■ Aufgaben:
a. Wie weit liegt das Dorf al-Mazra’ah al-Qibliyah laut dem Artikel über Baerbocks Nahostreise von Ramallah entfernt?
b. Kopiere aus dem Artikel über Baerbocks Nahostreise wortgetreu den Abschnitt, der mit den Worten „Bild: Außenministerin Annalena“ einsetzt und mit „errichtet haben.“ schließt.

■ Lesetext:
Introduction
Introduction Statistics Contact Development Disclaimer Help
# taz.de -- Baerbock auf Nahost-Reise: Gespräche und Provokationen
> Bei ihrer Reise besucht Außenministerin Baerbock das Westjordanland. Dort
> lernt sie kennen, was es bedeutet, ein Land mit Siedlern teilen zu
> müssen.
Bild: Außenministerin Annalena Baerbock spricht im Westjordanland mit durch Si…
RAMALLAH/AL-MAZRA’AH AL-QIBLIYAH taz | Es ist eine Provokation, die
Annalena Baerbock (Grüne) [1][bei ihrer Nahostreise] einfach aushalten
muss. An diesem Montag ist sie nach al-Mazra’ah al-Qibliyah gekommen, einem
kleinen Dorf, etwa 30 Minuten von Ramallah entfernt, mitten im
Westjordanland. Das flirrende Sirren einer Drohne, die bis auf wenige Meter
an die Außenministerin herankommt, stört ihre Gespräche mit den
Dorfbewohnern. Die Drohne kommt von den israelischen Siedlern auf den
gegenüberliegenden Hügeln des Dorfes. Unverkennbar und nicht zu übersehen
sind die weißen Containerhäuser, die die Siedler in den vergangenen Monaten
errichtet haben.

■ Gegebene Daten:

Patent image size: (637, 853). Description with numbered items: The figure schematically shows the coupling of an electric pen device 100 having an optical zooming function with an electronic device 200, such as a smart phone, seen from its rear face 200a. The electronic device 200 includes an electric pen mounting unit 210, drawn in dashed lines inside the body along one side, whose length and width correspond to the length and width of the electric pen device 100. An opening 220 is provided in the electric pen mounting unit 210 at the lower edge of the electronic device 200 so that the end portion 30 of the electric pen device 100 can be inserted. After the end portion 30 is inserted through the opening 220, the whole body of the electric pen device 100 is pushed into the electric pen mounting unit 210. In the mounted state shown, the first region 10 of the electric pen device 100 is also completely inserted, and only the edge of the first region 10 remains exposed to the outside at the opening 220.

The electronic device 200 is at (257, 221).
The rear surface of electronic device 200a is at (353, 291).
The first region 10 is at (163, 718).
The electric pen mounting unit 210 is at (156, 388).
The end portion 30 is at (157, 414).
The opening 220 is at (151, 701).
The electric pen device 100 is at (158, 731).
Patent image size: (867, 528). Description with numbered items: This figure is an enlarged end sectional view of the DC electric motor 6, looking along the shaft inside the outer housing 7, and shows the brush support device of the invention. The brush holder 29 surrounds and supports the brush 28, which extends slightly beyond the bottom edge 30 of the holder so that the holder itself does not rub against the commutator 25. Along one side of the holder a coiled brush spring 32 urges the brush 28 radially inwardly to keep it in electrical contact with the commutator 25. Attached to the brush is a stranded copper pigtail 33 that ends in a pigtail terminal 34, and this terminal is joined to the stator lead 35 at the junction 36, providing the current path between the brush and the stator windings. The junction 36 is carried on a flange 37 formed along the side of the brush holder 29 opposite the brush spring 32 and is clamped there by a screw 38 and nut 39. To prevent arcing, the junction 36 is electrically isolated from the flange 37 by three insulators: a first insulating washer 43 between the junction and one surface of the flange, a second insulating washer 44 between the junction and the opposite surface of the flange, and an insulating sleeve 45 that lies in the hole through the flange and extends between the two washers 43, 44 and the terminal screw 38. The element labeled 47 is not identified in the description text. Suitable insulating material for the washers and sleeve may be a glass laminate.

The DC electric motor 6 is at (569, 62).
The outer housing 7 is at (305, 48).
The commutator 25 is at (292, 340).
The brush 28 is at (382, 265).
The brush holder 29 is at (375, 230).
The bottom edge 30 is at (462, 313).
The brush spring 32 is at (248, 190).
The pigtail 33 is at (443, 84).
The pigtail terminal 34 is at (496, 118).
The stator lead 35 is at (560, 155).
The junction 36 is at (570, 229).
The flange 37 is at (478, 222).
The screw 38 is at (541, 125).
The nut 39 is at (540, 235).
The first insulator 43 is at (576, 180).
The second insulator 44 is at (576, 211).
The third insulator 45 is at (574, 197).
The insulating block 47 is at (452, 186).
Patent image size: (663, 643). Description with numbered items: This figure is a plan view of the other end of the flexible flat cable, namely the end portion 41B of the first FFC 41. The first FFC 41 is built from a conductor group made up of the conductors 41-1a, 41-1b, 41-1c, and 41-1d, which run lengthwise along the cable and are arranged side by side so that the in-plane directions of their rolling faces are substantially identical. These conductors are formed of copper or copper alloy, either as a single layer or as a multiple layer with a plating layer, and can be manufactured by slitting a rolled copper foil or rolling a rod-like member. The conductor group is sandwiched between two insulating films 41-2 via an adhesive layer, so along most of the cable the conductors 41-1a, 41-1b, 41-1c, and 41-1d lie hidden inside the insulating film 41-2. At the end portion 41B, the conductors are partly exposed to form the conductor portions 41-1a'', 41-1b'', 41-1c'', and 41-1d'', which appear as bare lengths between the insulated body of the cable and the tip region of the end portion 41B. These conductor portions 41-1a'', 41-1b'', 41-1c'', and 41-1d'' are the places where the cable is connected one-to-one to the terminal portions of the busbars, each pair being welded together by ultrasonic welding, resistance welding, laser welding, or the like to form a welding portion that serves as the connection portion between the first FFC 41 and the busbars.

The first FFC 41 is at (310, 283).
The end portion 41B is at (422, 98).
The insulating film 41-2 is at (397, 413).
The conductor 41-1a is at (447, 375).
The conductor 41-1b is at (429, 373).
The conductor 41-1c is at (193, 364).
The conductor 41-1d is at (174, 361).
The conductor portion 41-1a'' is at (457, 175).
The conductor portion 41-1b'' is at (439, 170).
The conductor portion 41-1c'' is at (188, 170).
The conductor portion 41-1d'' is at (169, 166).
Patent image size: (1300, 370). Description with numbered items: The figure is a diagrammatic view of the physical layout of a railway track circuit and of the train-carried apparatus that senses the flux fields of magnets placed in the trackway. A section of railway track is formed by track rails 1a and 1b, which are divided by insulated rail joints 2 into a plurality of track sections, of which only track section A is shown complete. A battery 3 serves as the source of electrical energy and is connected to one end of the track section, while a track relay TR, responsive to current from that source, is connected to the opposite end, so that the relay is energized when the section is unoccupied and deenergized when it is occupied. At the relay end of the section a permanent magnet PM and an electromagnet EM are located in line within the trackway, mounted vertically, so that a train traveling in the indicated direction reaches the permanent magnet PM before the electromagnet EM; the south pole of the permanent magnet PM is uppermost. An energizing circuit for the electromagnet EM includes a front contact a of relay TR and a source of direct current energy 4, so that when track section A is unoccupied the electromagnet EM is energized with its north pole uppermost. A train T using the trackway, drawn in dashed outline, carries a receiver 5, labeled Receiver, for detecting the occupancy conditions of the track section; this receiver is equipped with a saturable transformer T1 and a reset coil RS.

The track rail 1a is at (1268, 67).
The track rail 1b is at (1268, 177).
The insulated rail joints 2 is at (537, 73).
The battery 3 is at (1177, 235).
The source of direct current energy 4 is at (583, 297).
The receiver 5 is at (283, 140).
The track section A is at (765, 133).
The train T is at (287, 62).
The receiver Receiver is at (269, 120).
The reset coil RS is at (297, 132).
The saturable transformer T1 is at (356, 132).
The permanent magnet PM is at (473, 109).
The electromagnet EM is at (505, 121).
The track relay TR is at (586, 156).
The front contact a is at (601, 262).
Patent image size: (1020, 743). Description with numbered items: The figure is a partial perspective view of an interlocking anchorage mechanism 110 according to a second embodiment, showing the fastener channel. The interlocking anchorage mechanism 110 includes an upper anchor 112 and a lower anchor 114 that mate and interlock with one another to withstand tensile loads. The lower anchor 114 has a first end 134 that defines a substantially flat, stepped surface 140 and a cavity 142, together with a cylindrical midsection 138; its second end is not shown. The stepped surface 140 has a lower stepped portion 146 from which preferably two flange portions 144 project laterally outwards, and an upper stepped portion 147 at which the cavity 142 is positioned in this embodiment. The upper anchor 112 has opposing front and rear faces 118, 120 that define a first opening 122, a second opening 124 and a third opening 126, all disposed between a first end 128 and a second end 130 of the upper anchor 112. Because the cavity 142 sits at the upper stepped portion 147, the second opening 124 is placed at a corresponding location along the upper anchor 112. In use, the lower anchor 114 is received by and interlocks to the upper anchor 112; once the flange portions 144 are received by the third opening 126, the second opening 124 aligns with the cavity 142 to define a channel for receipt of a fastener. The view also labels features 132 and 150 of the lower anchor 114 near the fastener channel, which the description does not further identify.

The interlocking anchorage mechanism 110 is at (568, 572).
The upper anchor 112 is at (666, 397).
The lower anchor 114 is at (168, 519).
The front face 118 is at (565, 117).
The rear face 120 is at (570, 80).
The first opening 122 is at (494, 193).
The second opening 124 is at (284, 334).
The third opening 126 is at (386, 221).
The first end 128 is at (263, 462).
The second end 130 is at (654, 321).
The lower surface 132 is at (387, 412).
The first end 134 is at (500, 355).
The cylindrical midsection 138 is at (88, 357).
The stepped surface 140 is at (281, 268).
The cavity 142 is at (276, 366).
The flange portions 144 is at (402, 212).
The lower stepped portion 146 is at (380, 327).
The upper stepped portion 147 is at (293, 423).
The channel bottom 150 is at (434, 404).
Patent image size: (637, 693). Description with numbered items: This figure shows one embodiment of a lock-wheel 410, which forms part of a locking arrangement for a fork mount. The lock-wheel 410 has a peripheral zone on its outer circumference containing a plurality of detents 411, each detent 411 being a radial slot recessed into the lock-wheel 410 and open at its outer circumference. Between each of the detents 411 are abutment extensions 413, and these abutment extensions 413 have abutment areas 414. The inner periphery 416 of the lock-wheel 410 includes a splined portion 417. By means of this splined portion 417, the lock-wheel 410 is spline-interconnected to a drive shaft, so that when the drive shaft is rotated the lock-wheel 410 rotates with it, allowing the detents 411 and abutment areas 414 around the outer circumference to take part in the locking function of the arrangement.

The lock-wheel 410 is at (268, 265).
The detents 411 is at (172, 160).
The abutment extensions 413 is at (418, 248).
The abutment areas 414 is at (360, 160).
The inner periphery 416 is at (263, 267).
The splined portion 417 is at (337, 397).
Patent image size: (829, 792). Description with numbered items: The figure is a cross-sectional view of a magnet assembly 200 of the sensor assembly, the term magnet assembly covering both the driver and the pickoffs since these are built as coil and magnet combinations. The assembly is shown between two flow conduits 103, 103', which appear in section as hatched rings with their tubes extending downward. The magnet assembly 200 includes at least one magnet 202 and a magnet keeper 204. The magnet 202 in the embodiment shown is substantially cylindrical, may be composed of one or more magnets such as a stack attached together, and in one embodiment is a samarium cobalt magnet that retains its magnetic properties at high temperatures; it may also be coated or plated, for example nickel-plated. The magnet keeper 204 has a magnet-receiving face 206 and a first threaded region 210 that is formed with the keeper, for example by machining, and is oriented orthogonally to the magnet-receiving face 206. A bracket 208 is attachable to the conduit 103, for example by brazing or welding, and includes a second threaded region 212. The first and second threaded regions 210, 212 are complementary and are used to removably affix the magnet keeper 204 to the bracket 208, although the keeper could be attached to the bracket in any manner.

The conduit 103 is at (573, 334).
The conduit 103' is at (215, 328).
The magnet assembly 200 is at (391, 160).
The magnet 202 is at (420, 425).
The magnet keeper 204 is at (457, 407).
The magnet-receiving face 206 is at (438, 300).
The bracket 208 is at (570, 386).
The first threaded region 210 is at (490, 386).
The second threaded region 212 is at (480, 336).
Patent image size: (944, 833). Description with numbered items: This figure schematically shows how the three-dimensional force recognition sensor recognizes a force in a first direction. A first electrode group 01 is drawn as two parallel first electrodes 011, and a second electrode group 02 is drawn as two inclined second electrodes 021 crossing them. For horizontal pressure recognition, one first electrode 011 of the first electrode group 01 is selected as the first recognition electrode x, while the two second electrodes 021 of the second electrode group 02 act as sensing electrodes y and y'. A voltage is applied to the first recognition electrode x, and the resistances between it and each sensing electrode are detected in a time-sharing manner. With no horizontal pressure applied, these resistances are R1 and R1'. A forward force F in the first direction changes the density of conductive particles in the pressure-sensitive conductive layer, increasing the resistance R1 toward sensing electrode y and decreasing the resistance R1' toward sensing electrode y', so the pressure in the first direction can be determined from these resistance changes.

■ Lösungen:
a. Etwa 30 Minuten

b.
Bild: Außenministerin Annalena Baerbock spricht im Westjordanland mit durch Si…
RAMALLAH/AL-MAZRA’AH AL-QIBLIYAH taz | Es ist eine Provokation, die
Annalena Baerbock (Grüne) [1][bei ihrer Nahostreise] einfach aushalten
muss. An diesem Montag ist sie nach al-Mazra’ah al-Qibliyah gekommen, einem
kleinen Dorf, etwa 30 Minuten von Ramallah entfernt, mitten im
Westjordanland. Das flirrende Sirren einer Drohne, die bis auf wenige Meter
an die Außenministerin herankommt, stört ihre Gespräche mit den
Dorfbewohnern. Die Drohne kommt von den israelischen Siedlern auf den
gegenüberliegenden Hügeln des Dorfes. Unverkennbar und nicht zu übersehen
sind die weißen Containerhäuser, die die Siedler in den vergangenen Monaten
errichtet haben.